[Dataset records]
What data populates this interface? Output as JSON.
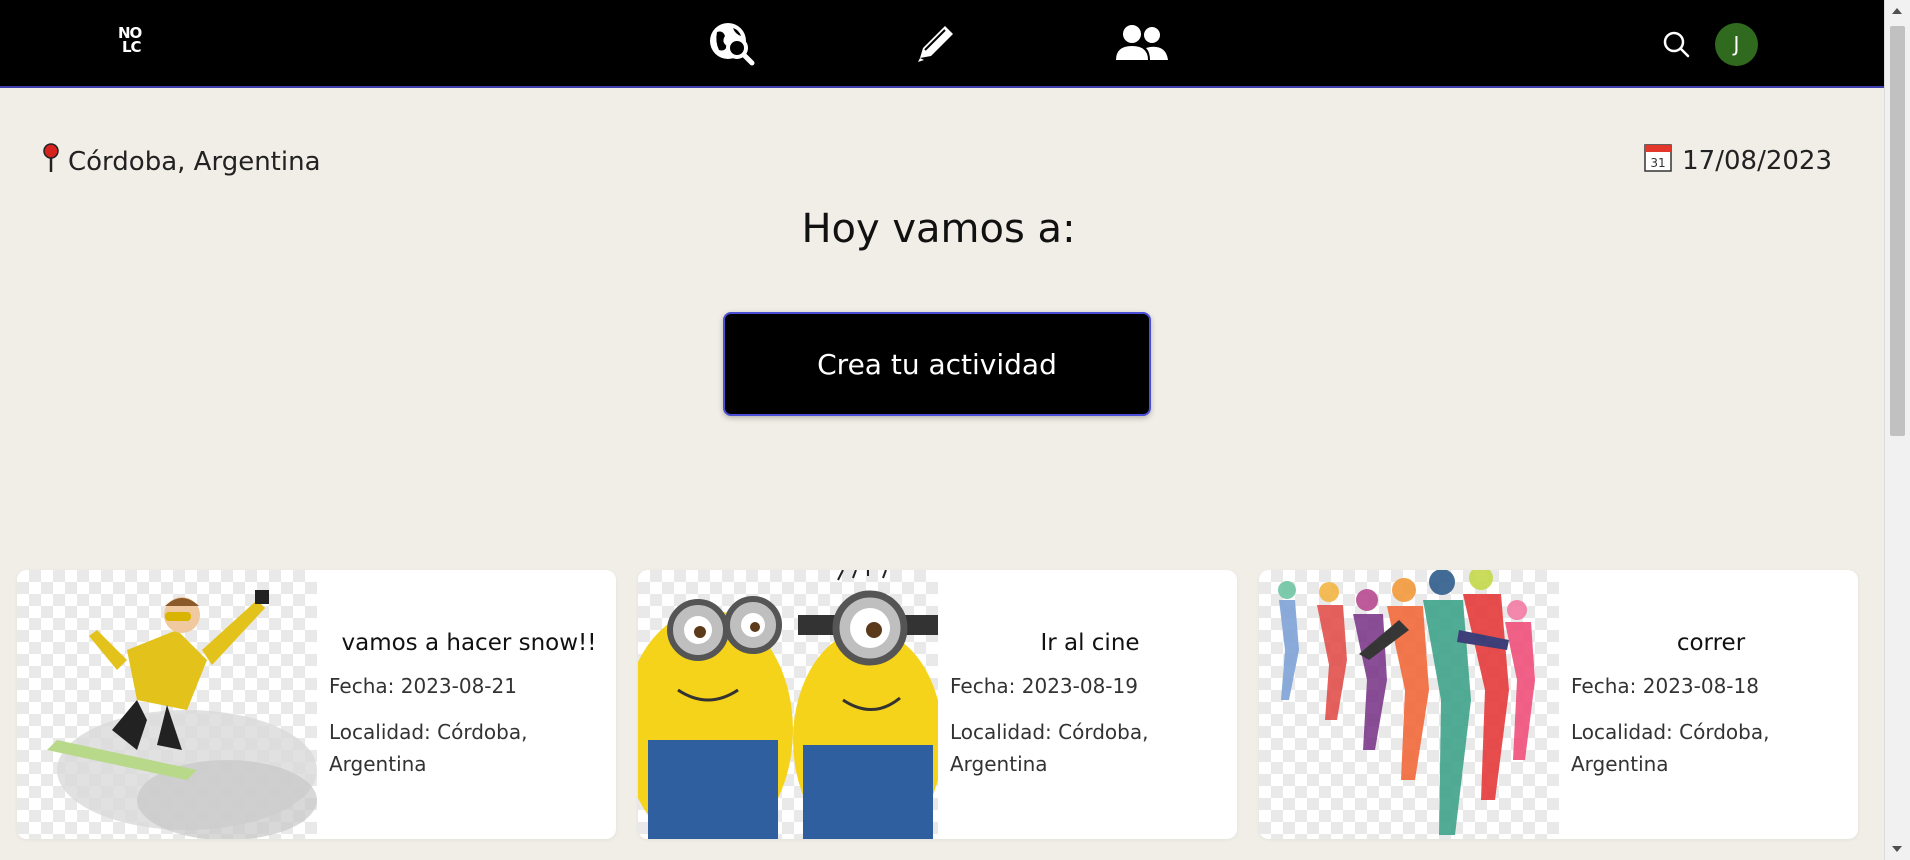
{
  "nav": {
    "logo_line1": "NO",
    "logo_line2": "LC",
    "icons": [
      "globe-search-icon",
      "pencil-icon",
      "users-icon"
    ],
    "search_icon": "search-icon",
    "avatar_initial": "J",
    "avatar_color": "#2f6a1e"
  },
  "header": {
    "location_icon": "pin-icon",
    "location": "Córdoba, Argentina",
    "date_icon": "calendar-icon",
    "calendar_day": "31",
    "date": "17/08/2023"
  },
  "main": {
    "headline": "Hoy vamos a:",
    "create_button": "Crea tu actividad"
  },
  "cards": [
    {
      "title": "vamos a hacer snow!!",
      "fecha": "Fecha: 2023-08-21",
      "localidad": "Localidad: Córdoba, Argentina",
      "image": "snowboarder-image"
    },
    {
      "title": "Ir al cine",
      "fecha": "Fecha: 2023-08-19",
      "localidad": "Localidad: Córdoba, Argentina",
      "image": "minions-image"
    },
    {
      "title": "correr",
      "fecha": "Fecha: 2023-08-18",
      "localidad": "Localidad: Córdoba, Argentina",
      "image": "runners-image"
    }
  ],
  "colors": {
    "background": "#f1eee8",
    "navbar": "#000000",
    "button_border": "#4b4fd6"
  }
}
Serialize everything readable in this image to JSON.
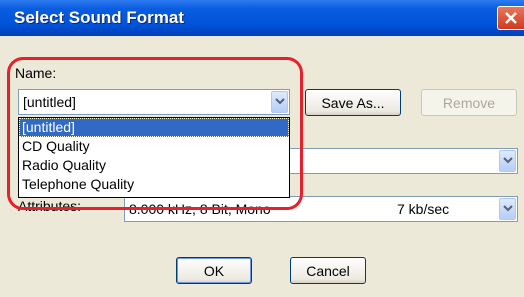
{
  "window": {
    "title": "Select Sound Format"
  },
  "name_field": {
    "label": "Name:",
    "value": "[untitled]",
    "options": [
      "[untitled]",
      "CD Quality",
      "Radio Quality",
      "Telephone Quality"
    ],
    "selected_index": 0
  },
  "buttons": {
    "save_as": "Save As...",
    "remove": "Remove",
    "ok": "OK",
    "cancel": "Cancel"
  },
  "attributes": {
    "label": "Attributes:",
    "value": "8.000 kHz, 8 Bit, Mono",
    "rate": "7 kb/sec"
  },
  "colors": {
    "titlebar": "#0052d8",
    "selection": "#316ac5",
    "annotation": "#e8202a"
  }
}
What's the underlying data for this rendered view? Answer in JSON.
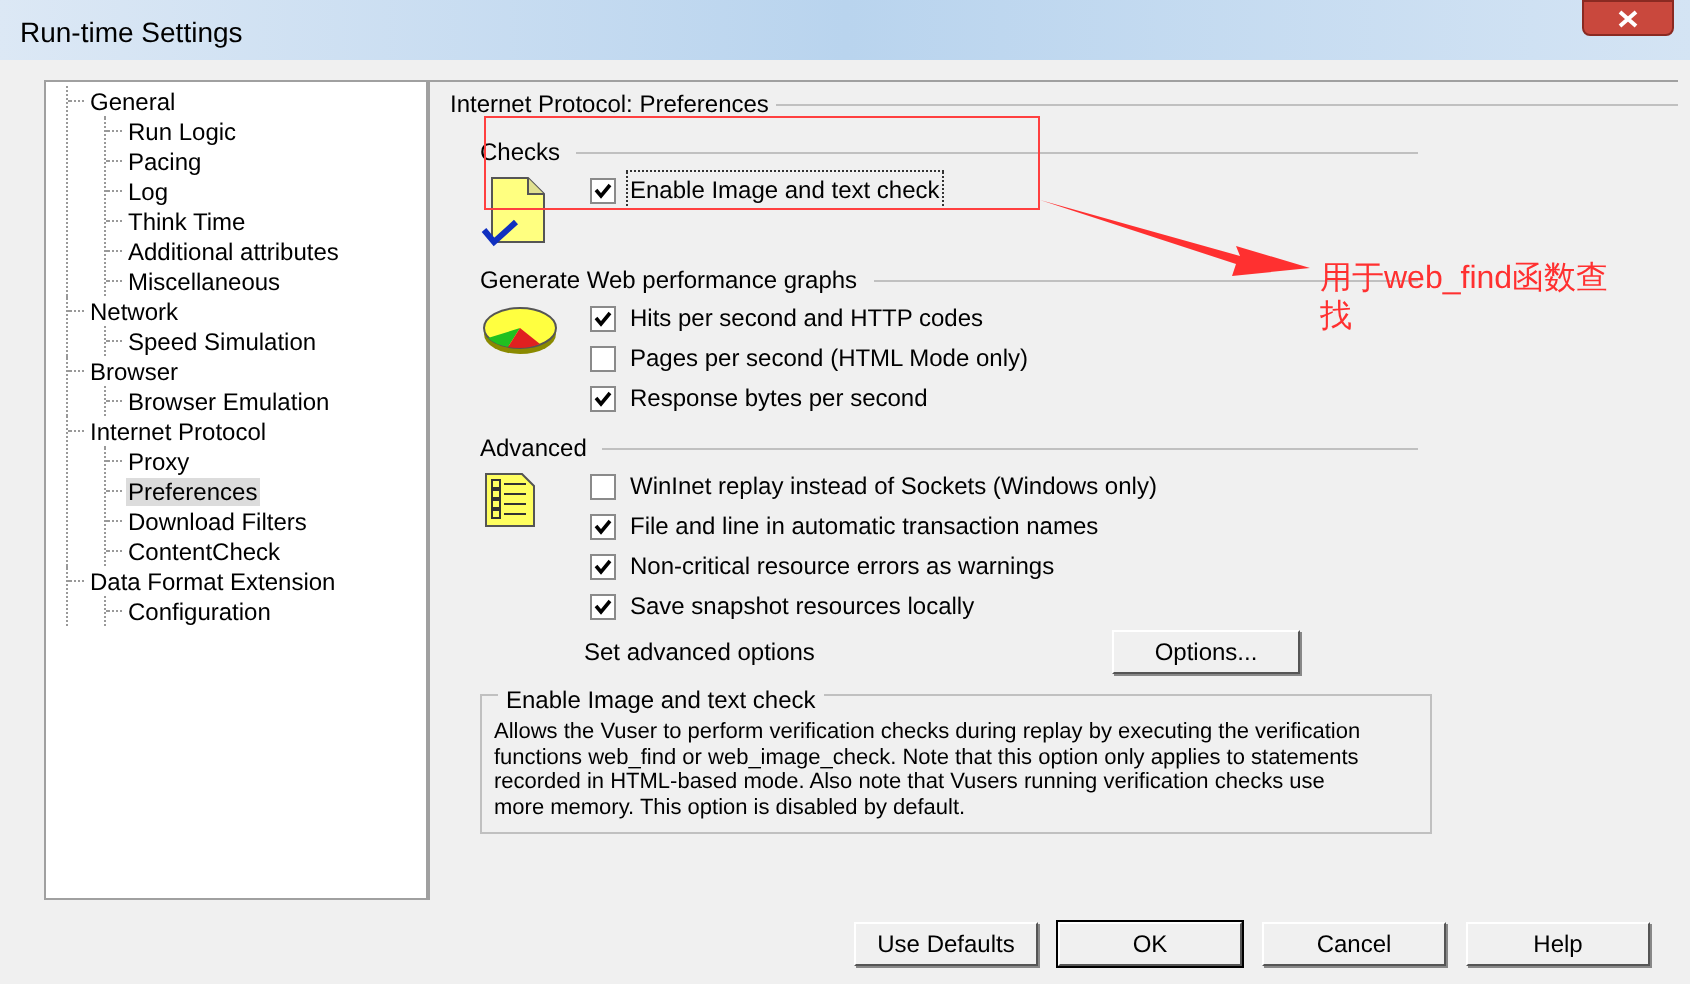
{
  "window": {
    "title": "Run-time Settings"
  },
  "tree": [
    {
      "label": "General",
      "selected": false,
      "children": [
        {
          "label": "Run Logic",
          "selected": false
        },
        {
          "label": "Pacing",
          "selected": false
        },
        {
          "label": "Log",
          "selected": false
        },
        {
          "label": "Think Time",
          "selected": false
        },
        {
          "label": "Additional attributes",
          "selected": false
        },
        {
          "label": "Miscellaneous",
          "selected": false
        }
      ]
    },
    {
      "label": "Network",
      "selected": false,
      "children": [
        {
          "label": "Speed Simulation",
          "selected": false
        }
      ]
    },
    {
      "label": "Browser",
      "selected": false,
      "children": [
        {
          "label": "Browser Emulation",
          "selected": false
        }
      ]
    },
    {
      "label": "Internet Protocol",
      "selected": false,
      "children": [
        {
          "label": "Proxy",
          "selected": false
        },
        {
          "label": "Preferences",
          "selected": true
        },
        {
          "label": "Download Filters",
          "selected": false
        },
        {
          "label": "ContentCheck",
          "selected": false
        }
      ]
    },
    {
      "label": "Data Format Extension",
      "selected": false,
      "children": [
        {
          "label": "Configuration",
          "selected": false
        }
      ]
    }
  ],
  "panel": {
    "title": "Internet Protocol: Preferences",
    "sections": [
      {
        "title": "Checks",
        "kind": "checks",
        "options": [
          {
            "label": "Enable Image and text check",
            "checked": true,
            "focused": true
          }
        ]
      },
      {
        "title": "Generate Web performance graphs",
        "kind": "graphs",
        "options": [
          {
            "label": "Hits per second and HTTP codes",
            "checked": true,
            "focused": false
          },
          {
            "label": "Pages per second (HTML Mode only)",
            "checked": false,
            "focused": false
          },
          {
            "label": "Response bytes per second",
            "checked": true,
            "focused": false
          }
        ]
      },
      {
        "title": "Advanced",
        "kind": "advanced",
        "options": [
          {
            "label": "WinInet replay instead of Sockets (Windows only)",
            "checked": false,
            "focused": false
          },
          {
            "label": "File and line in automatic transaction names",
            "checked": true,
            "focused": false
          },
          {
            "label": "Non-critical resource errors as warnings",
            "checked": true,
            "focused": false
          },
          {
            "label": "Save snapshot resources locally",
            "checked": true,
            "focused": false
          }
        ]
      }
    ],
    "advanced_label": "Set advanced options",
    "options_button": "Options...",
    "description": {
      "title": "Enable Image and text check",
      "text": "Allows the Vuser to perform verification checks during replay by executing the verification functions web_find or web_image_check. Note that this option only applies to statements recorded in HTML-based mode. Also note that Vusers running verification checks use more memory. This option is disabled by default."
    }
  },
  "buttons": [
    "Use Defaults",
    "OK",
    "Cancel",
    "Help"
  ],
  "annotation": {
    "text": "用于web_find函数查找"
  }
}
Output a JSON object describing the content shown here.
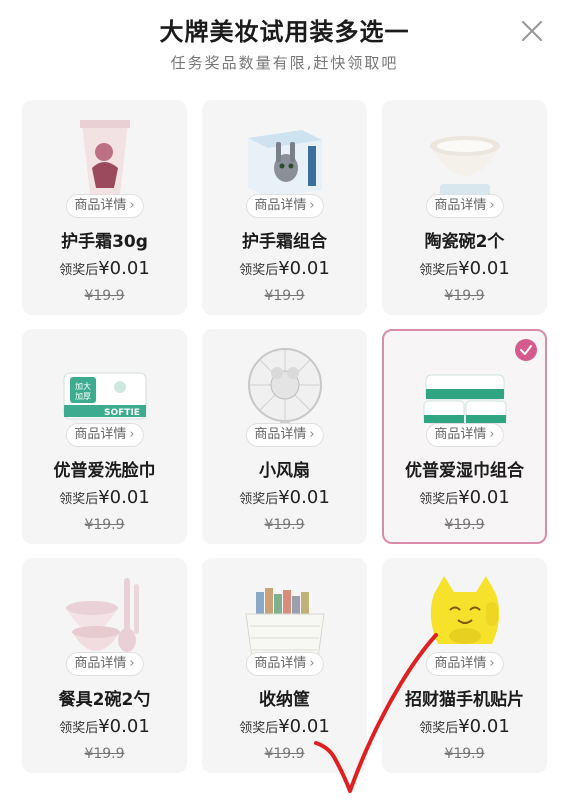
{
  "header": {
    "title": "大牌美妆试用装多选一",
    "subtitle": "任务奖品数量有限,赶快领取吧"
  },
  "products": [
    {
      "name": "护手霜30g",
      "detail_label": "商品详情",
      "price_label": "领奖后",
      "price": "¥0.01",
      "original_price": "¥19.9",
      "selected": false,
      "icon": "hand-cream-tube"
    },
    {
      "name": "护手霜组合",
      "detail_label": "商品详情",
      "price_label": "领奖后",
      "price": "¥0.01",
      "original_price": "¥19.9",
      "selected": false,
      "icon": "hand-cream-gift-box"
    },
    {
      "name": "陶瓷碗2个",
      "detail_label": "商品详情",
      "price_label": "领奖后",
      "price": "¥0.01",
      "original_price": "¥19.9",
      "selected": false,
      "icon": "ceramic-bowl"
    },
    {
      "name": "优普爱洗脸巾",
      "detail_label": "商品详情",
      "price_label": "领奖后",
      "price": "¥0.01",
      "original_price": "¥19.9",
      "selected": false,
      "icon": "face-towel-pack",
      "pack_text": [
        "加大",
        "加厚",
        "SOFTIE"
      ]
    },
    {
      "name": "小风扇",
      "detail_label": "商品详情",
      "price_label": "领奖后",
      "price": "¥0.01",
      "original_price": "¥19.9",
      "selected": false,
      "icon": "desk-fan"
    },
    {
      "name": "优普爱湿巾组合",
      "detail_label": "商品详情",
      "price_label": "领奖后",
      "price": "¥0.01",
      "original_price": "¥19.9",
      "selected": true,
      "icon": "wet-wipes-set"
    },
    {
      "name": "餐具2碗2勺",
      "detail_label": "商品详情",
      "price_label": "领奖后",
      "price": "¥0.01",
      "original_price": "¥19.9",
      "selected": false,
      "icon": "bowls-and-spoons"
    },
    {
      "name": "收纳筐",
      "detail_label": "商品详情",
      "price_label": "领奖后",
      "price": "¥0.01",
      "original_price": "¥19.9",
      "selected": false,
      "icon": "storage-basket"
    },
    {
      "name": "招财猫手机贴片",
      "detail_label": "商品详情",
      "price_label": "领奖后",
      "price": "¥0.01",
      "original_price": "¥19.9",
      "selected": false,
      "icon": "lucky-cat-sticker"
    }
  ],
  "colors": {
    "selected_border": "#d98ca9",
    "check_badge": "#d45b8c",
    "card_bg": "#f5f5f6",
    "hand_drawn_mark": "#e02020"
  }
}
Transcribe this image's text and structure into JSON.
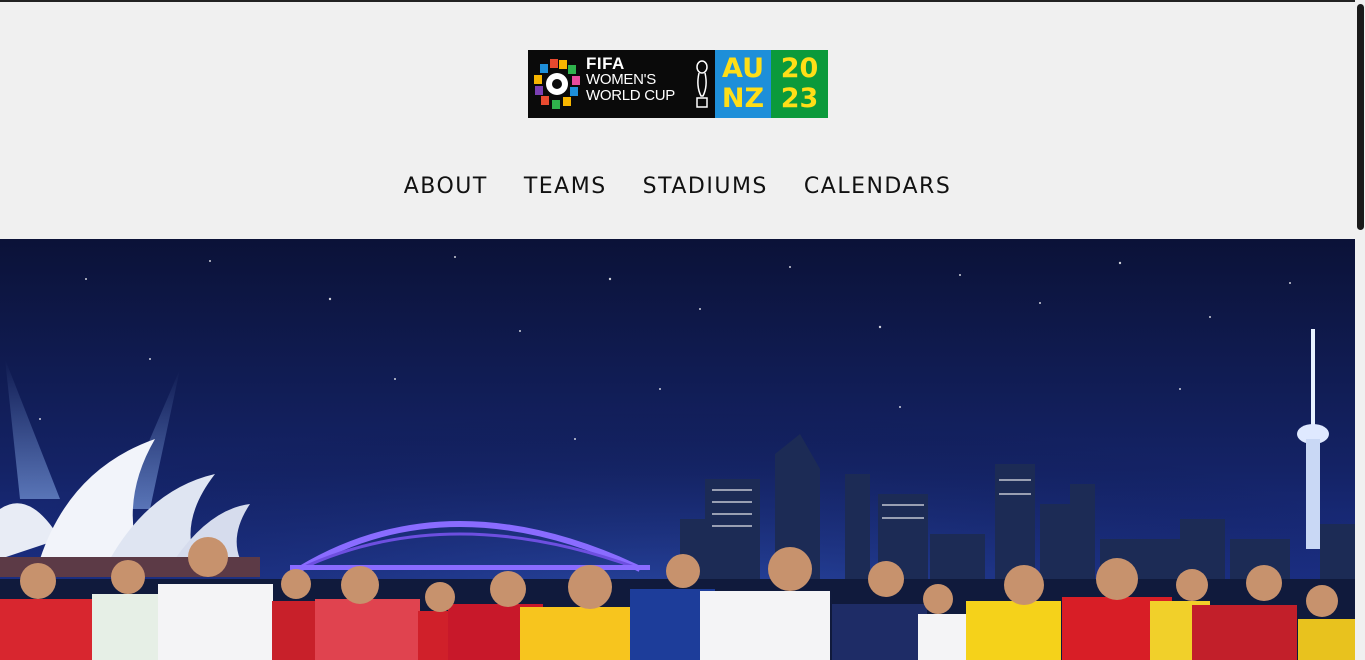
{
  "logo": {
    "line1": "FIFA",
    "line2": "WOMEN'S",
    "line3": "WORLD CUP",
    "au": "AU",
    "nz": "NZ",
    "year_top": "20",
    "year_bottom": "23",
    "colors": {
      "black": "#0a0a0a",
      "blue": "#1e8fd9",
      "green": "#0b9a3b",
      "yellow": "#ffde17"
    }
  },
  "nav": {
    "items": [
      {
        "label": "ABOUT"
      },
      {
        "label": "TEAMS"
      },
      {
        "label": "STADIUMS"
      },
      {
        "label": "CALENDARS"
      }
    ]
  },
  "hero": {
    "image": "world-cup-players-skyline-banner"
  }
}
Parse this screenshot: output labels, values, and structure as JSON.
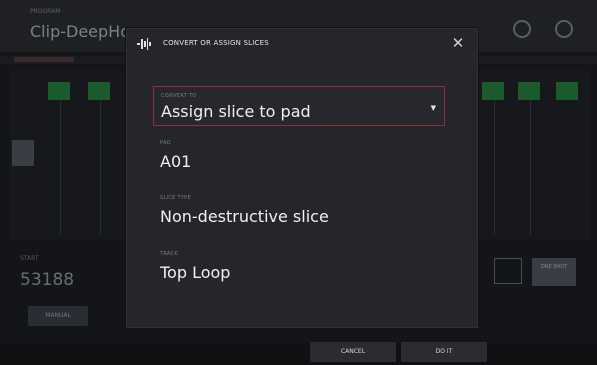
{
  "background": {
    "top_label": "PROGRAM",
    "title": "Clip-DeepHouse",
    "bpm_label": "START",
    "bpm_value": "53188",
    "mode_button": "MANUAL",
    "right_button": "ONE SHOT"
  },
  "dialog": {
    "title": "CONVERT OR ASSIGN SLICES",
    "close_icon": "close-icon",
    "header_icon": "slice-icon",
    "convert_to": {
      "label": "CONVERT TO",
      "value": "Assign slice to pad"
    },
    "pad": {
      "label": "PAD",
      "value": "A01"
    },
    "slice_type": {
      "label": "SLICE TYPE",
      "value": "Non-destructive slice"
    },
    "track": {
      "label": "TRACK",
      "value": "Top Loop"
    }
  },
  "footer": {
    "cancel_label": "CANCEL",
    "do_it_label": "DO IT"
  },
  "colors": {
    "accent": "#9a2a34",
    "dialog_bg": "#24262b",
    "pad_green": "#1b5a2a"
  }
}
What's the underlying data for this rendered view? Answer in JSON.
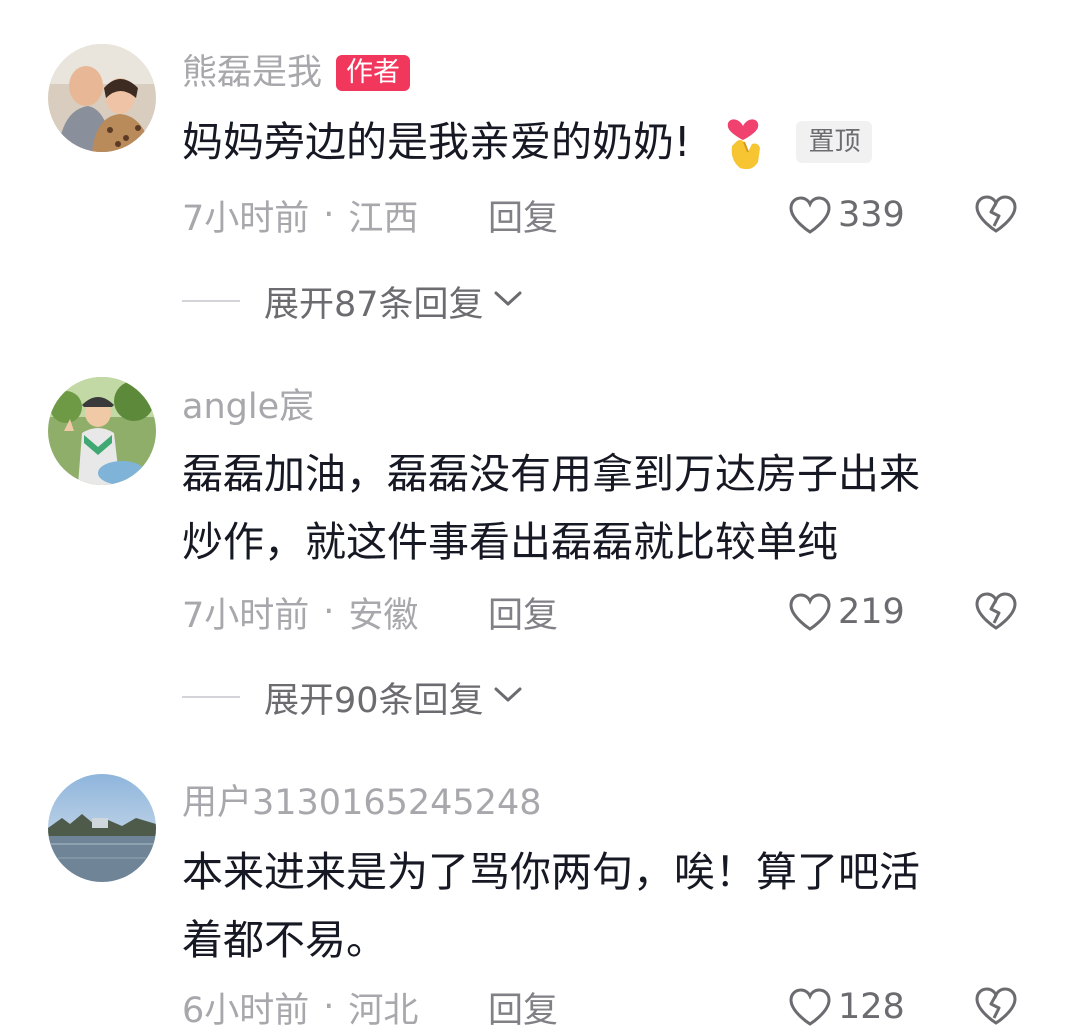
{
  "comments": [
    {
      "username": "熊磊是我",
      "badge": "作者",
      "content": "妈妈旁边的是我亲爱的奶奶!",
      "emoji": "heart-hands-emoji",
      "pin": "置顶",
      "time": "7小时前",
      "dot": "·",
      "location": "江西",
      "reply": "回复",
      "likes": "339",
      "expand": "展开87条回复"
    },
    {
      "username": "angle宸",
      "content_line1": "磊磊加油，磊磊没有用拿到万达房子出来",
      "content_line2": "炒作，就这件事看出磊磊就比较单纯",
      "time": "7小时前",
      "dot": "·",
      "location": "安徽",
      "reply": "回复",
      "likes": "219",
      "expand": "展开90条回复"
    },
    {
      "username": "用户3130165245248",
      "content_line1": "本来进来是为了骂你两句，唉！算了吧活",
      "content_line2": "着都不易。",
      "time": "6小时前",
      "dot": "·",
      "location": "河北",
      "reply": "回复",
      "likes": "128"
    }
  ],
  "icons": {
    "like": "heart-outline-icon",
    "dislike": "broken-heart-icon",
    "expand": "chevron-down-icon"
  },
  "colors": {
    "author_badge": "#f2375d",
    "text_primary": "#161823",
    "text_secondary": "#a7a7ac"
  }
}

- [EXERCISE AIM]:
Copy every line that contains the string "Preferences".

- [ANSWER FOR THIS EXERCISE]:
          "label": "Preferences",
    "title": "Internet Protocol: Preferences",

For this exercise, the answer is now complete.